** Start of Data listing **

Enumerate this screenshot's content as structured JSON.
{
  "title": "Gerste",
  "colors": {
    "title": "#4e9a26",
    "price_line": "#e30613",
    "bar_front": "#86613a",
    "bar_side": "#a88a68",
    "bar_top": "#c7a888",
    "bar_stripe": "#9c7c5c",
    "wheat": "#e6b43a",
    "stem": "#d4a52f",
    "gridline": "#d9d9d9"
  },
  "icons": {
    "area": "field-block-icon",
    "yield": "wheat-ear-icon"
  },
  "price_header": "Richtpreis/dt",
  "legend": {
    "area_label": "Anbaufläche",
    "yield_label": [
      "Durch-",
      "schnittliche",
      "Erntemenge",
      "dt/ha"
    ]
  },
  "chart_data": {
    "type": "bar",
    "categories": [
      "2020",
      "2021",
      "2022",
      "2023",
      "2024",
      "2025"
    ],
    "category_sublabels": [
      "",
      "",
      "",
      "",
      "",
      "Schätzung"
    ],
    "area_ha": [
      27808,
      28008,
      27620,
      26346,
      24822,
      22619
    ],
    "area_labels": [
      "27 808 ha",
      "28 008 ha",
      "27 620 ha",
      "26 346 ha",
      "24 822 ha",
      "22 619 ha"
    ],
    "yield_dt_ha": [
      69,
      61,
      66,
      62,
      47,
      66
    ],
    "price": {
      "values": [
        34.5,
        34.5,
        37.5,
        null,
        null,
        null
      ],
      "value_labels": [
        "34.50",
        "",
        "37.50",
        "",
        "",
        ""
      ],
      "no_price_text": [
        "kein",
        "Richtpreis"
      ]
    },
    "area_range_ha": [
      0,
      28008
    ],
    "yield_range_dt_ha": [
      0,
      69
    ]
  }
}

** End of Data listing **
** Start of Data listing **

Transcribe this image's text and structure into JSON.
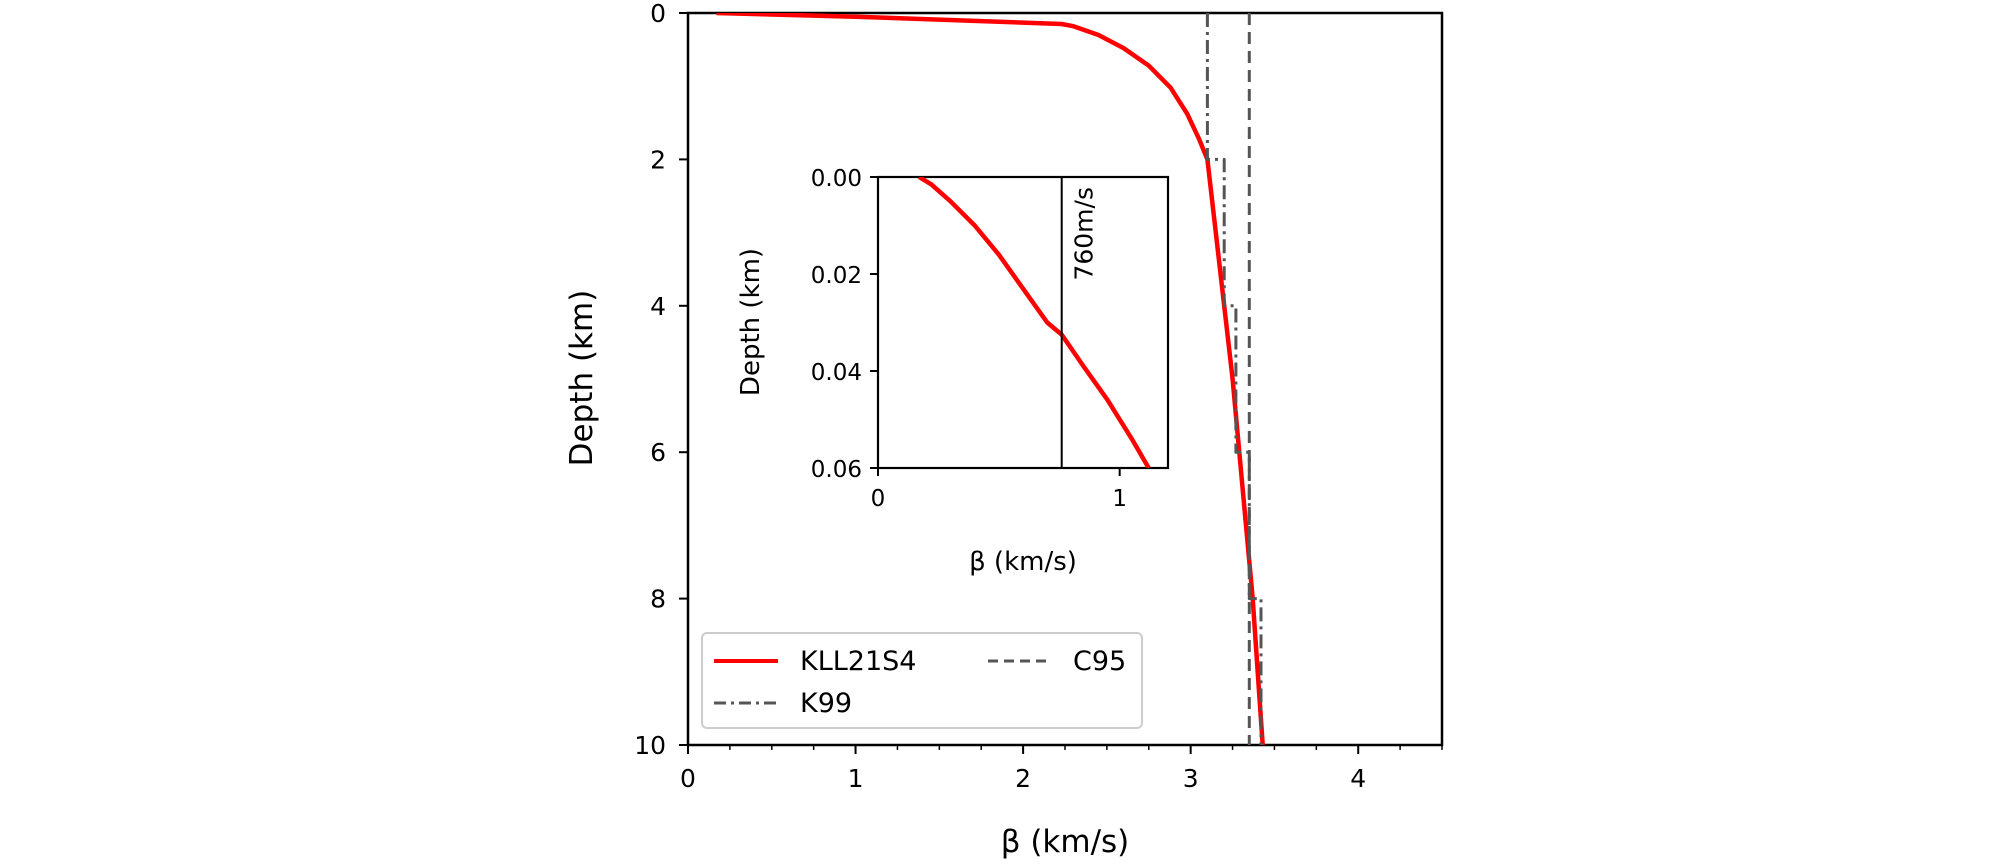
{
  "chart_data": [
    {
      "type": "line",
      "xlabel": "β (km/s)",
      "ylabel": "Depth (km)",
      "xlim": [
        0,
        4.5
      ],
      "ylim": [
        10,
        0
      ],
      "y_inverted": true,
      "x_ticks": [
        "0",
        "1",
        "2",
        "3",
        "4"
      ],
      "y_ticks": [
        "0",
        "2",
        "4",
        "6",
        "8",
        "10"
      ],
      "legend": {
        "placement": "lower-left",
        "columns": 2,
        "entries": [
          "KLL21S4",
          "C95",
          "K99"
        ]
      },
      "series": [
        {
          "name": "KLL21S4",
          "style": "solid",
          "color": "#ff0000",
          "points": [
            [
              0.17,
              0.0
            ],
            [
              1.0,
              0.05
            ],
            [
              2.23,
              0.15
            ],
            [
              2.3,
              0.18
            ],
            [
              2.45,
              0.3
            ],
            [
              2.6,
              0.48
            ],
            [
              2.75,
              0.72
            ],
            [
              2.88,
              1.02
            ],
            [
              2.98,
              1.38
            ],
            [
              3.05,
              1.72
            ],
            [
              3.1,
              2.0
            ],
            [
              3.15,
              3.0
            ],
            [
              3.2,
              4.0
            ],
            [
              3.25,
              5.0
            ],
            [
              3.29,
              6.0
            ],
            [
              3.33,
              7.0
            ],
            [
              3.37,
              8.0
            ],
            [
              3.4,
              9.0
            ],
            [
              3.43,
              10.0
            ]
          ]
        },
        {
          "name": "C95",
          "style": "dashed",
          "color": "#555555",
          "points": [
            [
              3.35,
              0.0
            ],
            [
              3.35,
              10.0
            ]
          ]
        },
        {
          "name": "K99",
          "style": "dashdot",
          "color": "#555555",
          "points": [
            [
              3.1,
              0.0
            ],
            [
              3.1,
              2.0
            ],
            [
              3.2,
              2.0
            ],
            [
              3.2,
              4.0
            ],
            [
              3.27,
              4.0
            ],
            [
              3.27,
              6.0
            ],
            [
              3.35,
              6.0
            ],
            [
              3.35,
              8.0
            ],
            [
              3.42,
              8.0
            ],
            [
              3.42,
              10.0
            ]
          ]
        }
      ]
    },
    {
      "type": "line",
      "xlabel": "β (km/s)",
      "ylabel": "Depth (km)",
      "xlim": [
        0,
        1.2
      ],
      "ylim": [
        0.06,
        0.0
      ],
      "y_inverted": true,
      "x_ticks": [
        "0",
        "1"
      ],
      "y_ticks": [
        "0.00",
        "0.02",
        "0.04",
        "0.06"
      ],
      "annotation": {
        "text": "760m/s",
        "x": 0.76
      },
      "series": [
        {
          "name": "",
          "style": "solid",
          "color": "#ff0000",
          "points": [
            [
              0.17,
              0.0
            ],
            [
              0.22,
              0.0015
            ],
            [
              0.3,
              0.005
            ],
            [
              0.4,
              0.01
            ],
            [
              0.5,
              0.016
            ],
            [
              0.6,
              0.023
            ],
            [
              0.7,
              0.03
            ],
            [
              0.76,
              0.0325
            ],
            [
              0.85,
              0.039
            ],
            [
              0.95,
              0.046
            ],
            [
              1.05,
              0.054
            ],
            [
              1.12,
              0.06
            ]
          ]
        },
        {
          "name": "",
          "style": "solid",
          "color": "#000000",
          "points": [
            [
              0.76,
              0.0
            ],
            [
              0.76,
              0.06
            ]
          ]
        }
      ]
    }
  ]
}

** End of Data listing **

Take every line above carrying "JSON" and return it.

Enumerate this screenshot's content as structured JSON.
Transcribe this image's text and structure into JSON.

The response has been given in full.